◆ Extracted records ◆
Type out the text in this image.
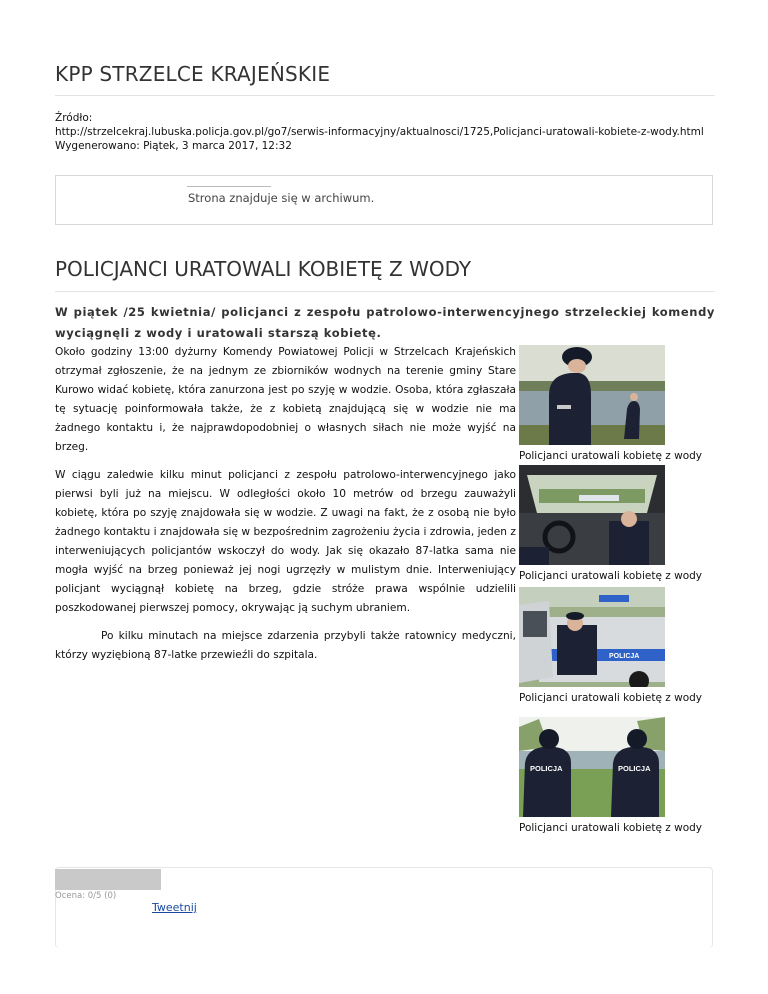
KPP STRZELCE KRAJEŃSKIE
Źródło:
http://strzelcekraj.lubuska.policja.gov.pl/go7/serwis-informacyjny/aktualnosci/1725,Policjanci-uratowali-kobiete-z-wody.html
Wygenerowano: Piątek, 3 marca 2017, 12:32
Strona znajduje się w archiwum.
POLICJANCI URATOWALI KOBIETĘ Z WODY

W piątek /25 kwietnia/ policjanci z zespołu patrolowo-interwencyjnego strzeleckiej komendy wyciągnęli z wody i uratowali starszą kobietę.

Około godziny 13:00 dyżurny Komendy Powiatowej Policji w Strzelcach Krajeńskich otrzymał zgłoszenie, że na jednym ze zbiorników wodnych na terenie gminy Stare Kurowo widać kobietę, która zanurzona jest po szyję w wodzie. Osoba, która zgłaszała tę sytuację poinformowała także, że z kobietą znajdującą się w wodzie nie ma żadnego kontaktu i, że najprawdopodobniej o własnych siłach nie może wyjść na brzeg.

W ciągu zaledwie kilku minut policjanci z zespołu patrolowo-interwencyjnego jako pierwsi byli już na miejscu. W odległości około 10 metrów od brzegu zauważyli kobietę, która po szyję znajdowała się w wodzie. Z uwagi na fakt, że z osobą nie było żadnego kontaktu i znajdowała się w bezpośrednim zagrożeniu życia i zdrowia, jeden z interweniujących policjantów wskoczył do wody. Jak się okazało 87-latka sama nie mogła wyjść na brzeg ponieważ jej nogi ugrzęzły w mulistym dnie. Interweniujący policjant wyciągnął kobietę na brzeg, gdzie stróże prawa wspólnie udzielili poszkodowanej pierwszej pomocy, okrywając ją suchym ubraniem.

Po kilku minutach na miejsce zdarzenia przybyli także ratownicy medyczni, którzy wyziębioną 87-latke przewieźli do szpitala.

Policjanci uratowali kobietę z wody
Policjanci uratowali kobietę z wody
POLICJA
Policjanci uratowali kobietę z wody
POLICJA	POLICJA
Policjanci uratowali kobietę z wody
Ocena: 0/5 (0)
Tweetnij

◆ GOAL OF THE EXERCISE ◆
How many lines in the records hold the string "także"? Reply with the number alone.

◆ EXERCISE SOLUTION ◆
2